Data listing

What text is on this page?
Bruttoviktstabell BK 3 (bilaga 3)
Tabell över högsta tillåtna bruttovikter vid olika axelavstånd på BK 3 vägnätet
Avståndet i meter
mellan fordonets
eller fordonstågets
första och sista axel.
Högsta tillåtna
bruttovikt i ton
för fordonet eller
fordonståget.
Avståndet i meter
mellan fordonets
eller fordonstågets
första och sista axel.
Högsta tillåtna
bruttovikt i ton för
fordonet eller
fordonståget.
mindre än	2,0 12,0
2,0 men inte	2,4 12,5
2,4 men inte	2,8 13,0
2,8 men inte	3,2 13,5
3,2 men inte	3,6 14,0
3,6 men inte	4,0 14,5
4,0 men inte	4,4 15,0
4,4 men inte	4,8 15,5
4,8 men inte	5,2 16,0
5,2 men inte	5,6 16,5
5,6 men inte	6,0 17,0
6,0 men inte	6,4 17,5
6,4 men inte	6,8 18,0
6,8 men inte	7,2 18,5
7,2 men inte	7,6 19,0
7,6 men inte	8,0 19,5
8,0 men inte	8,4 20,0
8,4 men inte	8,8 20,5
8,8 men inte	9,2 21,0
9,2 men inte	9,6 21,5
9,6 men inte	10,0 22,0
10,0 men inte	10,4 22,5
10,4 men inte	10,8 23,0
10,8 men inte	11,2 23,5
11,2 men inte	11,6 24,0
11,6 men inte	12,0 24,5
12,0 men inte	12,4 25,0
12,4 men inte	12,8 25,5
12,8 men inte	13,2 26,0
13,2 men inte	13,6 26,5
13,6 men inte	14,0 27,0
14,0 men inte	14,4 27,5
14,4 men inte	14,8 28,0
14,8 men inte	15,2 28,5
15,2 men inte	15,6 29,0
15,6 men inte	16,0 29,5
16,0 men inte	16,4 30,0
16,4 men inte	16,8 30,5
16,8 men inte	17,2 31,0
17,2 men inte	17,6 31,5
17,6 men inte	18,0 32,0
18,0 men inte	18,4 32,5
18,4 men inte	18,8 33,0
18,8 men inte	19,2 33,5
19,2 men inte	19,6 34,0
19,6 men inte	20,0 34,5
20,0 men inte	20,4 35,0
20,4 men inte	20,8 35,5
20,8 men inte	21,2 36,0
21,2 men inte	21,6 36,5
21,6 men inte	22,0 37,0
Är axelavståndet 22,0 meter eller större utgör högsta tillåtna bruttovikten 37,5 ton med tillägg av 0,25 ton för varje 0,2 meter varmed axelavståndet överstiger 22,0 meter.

==

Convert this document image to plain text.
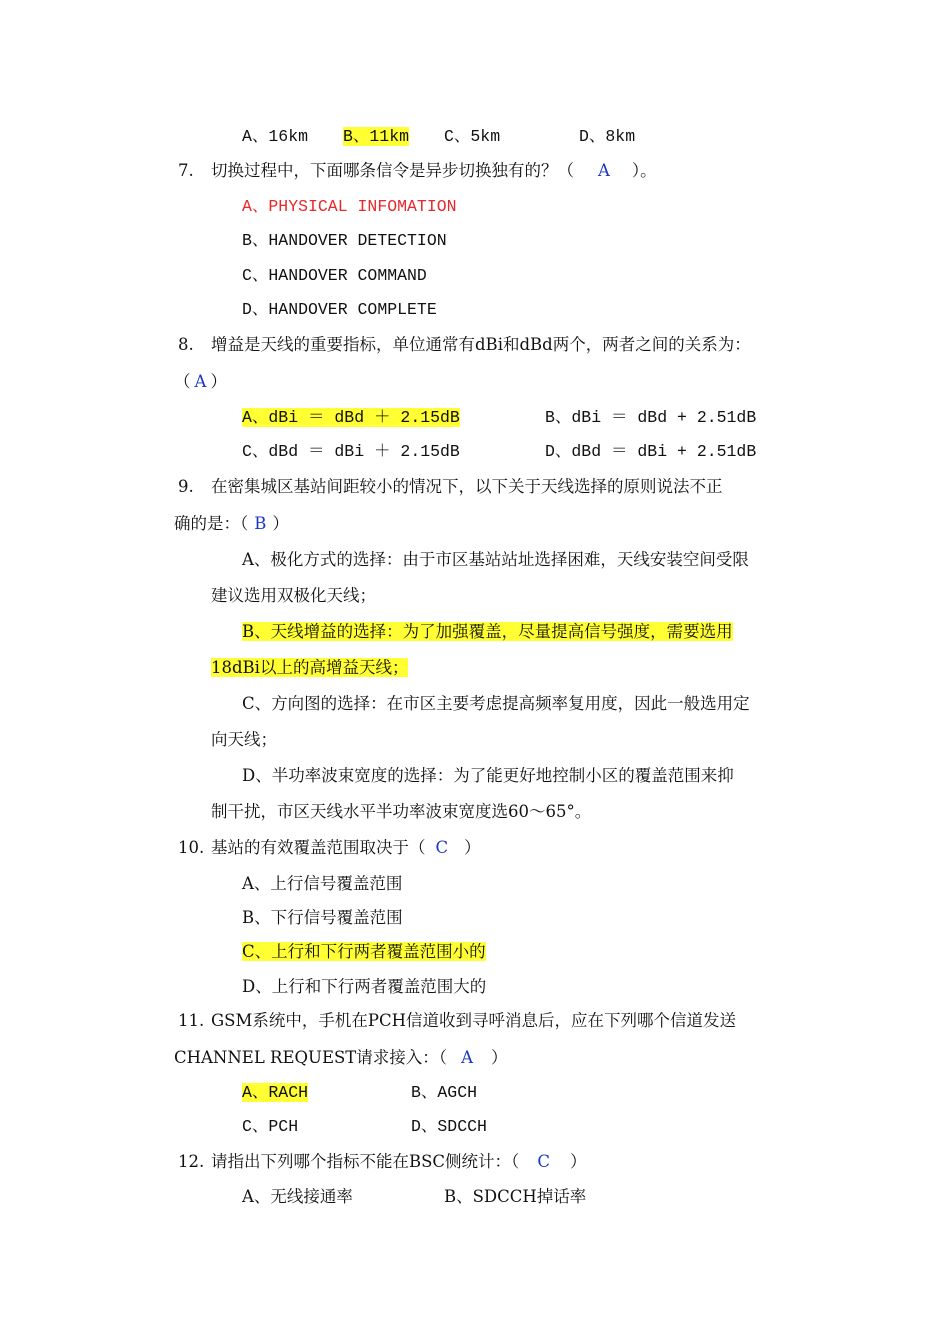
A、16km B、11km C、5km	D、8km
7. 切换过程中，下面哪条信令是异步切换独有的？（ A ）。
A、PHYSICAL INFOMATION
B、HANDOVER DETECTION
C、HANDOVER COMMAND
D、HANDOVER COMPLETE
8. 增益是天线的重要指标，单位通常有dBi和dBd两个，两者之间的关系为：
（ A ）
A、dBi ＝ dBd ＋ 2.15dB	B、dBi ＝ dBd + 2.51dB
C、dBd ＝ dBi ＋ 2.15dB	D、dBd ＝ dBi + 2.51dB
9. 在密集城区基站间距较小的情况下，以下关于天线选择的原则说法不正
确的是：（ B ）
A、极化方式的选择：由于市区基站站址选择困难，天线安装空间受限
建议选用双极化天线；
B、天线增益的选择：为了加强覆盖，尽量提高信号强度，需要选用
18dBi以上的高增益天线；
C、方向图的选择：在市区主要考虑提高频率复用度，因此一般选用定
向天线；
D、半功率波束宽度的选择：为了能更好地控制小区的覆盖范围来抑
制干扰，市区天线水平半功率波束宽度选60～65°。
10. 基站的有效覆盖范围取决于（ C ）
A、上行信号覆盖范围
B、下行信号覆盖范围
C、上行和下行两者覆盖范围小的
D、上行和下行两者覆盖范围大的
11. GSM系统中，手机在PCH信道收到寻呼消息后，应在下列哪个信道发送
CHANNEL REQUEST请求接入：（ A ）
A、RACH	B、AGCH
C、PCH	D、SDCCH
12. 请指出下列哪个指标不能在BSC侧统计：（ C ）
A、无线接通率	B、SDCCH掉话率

...

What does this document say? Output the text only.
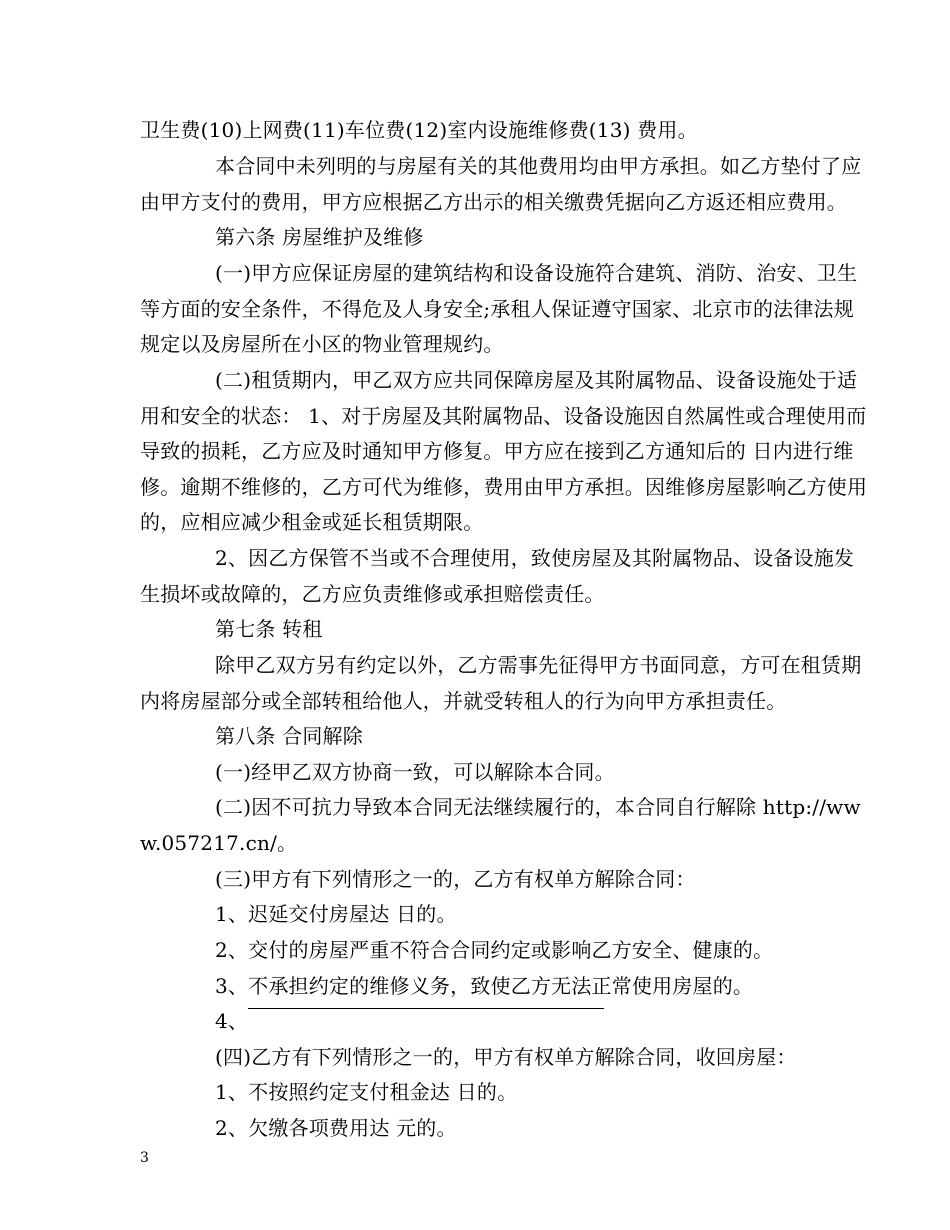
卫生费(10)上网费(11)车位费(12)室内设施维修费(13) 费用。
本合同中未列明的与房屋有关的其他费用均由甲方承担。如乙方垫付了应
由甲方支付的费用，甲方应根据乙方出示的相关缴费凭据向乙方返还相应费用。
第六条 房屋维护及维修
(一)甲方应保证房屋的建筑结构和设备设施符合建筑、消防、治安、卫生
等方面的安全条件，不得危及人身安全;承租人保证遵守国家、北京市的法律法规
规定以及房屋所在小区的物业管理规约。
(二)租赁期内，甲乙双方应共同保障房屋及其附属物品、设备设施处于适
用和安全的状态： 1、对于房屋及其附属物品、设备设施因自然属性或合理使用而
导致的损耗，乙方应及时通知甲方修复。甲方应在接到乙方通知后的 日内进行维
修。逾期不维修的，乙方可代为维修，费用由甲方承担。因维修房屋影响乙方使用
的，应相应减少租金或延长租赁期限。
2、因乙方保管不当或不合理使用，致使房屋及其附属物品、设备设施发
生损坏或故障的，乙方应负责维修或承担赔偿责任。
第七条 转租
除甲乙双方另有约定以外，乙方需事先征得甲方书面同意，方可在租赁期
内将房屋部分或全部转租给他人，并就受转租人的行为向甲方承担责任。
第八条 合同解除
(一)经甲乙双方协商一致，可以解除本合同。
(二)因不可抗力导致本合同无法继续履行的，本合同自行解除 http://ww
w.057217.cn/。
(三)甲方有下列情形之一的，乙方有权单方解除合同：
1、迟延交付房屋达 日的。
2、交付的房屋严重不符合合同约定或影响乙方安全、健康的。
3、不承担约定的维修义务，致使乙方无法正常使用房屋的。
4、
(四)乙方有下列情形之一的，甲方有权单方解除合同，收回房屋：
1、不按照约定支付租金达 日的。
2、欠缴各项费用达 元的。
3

--- Job ---
Above are entries; state the number of lines among them that contain "document", and nothing else.

--- Correct result ---
2